[Stored data entries]
▽

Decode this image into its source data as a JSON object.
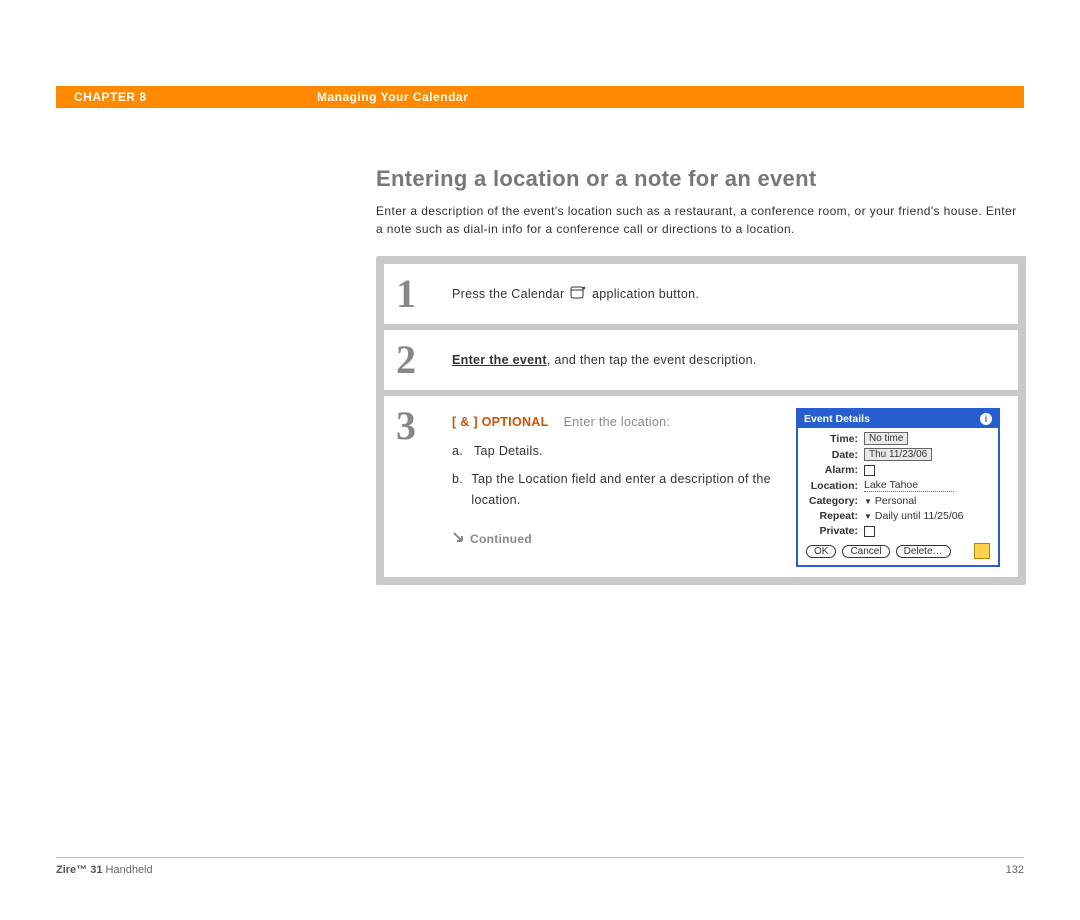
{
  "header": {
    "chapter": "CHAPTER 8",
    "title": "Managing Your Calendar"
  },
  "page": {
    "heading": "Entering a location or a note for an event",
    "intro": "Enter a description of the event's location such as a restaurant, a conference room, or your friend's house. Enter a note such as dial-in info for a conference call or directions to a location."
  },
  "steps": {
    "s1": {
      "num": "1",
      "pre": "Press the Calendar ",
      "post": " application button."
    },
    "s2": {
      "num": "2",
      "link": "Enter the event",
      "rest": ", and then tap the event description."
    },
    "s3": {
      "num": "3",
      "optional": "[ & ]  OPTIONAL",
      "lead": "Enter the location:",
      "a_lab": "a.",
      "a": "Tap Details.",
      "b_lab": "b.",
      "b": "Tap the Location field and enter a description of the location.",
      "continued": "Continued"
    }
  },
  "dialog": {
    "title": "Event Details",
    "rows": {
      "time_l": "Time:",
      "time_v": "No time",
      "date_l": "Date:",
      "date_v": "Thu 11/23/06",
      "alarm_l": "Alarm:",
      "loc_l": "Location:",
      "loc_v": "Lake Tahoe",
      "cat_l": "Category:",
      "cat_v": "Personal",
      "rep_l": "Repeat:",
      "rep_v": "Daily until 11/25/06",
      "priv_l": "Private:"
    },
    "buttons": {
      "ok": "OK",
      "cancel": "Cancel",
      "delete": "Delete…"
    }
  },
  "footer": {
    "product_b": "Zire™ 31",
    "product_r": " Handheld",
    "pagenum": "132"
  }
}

△
▽

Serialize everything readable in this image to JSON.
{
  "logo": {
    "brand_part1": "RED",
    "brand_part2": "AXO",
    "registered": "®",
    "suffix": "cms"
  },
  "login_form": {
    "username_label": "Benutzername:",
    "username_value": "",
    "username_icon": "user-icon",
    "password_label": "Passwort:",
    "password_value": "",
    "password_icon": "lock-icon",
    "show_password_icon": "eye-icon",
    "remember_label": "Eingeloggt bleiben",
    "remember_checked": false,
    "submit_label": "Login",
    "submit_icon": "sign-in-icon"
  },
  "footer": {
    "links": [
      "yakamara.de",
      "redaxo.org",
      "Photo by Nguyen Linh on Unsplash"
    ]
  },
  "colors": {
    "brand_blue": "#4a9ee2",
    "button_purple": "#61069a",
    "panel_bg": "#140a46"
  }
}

△
▽

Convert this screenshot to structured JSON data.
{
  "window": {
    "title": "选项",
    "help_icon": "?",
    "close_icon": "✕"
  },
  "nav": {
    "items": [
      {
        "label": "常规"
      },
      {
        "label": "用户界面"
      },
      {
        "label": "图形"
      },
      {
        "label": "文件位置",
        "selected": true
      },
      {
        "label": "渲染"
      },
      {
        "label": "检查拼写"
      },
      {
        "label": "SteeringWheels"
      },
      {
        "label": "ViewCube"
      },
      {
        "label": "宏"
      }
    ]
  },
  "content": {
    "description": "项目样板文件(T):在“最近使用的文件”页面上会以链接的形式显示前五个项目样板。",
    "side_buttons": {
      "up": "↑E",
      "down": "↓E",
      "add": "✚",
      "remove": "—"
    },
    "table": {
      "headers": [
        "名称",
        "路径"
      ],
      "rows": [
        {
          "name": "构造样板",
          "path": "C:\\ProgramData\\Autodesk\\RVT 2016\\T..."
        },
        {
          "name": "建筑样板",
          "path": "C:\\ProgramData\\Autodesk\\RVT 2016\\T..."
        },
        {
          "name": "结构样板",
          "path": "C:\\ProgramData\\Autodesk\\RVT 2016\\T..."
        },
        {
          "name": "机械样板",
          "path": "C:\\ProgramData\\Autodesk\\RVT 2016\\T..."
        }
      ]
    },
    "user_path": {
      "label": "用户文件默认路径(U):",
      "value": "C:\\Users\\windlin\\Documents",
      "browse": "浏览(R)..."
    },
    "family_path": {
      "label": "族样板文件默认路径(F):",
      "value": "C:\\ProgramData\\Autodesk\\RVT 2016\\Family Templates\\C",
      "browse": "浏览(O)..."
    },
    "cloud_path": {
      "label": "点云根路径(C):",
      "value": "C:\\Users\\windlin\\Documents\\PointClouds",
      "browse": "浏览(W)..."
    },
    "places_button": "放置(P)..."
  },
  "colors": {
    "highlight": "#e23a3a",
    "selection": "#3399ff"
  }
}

△

- [Given request]
Your task is to gather every line with the word "windlin" and copy it.

- [Result for this task]
      "value": "C:\\Users\\windlin\\Documents",
      "value": "C:\\Users\\windlin\\Documents\\PointClouds",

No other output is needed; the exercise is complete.